THE EXERCISE:
Repeat the listing in full. Nothing may be added or left out.

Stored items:
........
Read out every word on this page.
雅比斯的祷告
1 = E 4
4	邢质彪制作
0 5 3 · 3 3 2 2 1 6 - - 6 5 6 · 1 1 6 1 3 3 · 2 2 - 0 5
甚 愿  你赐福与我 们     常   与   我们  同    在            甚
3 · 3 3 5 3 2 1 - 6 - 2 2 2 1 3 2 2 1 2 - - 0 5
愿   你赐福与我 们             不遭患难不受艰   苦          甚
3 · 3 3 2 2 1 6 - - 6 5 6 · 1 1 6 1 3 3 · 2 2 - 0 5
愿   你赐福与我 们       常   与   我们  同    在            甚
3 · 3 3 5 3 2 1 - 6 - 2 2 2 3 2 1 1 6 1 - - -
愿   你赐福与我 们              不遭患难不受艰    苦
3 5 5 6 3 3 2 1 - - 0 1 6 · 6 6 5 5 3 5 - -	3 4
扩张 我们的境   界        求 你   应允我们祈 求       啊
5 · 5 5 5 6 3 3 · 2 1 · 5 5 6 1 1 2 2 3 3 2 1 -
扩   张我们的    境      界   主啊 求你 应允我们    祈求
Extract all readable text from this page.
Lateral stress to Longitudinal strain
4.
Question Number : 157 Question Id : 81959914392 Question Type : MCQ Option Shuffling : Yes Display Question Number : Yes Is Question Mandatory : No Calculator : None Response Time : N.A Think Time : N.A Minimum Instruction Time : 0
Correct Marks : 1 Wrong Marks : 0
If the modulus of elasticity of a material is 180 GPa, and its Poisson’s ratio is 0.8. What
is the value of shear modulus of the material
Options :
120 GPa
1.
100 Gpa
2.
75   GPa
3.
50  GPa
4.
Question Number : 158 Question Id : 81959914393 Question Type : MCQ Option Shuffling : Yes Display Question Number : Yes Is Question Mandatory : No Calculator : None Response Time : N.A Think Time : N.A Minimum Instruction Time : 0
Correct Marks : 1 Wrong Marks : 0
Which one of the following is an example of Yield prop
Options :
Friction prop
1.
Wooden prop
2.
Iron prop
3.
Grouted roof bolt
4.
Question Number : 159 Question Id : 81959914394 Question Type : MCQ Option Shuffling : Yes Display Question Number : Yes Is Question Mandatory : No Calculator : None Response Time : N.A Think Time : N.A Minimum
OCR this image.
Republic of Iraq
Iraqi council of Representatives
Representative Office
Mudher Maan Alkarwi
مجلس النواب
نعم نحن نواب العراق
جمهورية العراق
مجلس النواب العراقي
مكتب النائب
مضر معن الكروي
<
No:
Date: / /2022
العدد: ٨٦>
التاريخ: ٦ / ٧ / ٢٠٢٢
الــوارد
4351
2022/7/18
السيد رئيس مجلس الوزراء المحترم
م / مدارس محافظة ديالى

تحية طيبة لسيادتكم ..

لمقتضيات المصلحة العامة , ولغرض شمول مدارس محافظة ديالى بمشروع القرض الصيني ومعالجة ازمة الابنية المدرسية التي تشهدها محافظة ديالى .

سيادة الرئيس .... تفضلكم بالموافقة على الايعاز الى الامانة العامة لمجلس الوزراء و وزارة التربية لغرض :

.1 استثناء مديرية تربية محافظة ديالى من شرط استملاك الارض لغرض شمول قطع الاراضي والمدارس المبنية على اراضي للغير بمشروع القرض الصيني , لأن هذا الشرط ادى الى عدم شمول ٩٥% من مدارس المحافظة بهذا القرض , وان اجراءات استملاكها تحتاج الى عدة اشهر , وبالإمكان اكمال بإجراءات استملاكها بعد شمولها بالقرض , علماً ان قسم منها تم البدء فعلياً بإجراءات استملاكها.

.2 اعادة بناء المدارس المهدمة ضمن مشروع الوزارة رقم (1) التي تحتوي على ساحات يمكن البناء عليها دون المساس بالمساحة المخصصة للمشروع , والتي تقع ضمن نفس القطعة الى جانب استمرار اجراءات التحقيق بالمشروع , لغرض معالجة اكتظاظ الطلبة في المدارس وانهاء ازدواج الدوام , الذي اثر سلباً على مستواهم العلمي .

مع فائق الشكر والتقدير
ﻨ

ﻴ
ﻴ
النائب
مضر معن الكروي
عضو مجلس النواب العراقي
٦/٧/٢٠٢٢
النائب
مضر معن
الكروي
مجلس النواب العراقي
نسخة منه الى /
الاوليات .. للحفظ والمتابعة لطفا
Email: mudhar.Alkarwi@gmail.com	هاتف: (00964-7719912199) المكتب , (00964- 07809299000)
........
RESPONSE TO THE EXERCISE:
Read out every word on this page.
雅比斯的祷告
1 = E 4
4	邢质彪制作
0 5 3 · 3 3 2 2 1 6 - - 6 5 6 · 1 1 6 1 3 3 · 2 2 - 0 5
甚 愿  你赐福与我 们     常   与   我们  同    在            甚
3 · 3 3 5 3 2 1 - 6 - 2 2 2 1 3 2 2 1 2 - - 0 5
愿   你赐福与我 们             不遭患难不受艰   苦          甚
3 · 3 3 2 2 1 6 - - 6 5 6 · 1 1 6 1 3 3 · 2 2 - 0 5
愿   你赐福与我 们       常   与   我们  同    在            甚
3 · 3 3 5 3 2 1 - 6 - 2 2 2 3 2 1 1 6 1 - - -
愿   你赐福与我 们              不遭患难不受艰    苦
3 5 5 6 3 3 2 1 - - 0 1 6 · 6 6 5 5 3 5 - -	3 4
扩张 我们的境   界        求 你   应允我们祈 求       啊
5 · 5 5 5 6 3 3 · 2 1 · 5 5 6 1 1 2 2 3 3 2 1 -
扩   张我们的    境      界   主啊 求你 应允我们    祈求
Extract all readable text from this page.
Lateral stress to Longitudinal strain
4.
Question Number : 157 Question Id : 81959914392 Question Type : MCQ Option Shuffling : Yes Display Question Number : Yes Is Question Mandatory : No Calculator : None Response Time : N.A Think Time : N.A Minimum Instruction Time : 0
Correct Marks : 1 Wrong Marks : 0
If the modulus of elasticity of a material is 180 GPa, and its Poisson’s ratio is 0.8. What
is the value of shear modulus of the material
Options :
120 GPa
1.
100 Gpa
2.
75   GPa
3.
50  GPa
4.
Question Number : 158 Question Id : 81959914393 Question Type : MCQ Option Shuffling : Yes Display Question Number : Yes Is Question Mandatory : No Calculator : None Response Time : N.A Think Time : N.A Minimum Instruction Time : 0
Correct Marks : 1 Wrong Marks : 0
Which one of the following is an example of Yield prop
Options :
Friction prop
1.
Wooden prop
2.
Iron prop
3.
Grouted roof bolt
4.
Question Number : 159 Question Id : 81959914394 Question Type : MCQ Option Shuffling : Yes Display Question Number : Yes Is Question Mandatory : No Calculator : None Response Time : N.A Think Time : N.A Minimum
OCR this image.
Republic of Iraq
Iraqi council of Representatives
Representative Office
Mudher Maan Alkarwi
مجلس النواب
نعم نحن نواب العراق
جمهورية العراق
مجلس النواب العراقي
مكتب النائب
مضر معن الكروي
<
No:
Date: / /2022
العدد: ٨٦>
التاريخ: ٦ / ٧ / ٢٠٢٢
الــوارد
4351
2022/7/18
السيد رئيس مجلس الوزراء المحترم
م / مدارس محافظة ديالى

تحية طيبة لسيادتكم ..

لمقتضيات المصلحة العامة , ولغرض شمول مدارس محافظة ديالى بمشروع القرض الصيني ومعالجة ازمة الابنية المدرسية التي تشهدها محافظة ديالى .

سيادة الرئيس .... تفضلكم بالموافقة على الايعاز الى الامانة العامة لمجلس الوزراء و وزارة التربية لغرض :

.1 استثناء مديرية تربية محافظة ديالى من شرط استملاك الارض لغرض شمول قطع الاراضي والمدارس المبنية على اراضي للغير بمشروع القرض الصيني , لأن هذا الشرط ادى الى عدم شمول ٩٥% من مدارس المحافظة بهذا القرض , وان اجراءات استملاكها تحتاج الى عدة اشهر , وبالإمكان اكمال بإجراءات استملاكها بعد شمولها بالقرض , علماً ان قسم منها تم البدء فعلياً بإجراءات استملاكها.

.2 اعادة بناء المدارس المهدمة ضمن مشروع الوزارة رقم (1) التي تحتوي على ساحات يمكن البناء عليها دون المساس بالمساحة المخصصة للمشروع , والتي تقع ضمن نفس القطعة الى جانب استمرار اجراءات التحقيق بالمشروع , لغرض معالجة اكتظاظ الطلبة في المدارس وانهاء ازدواج الدوام , الذي اثر سلباً على مستواهم العلمي .

مع فائق الشكر والتقدير
ﻨ

ﻴ
ﻴ
النائب
مضر معن الكروي
عضو مجلس النواب العراقي
٦/٧/٢٠٢٢
النائب
مضر معن
الكروي
مجلس النواب العراقي
نسخة منه الى /
الاوليات .. للحفظ والمتابعة لطفا
Email: mudhar.Alkarwi@gmail.com	هاتف: (00964-7719912199) المكتب , (00964- 07809299000)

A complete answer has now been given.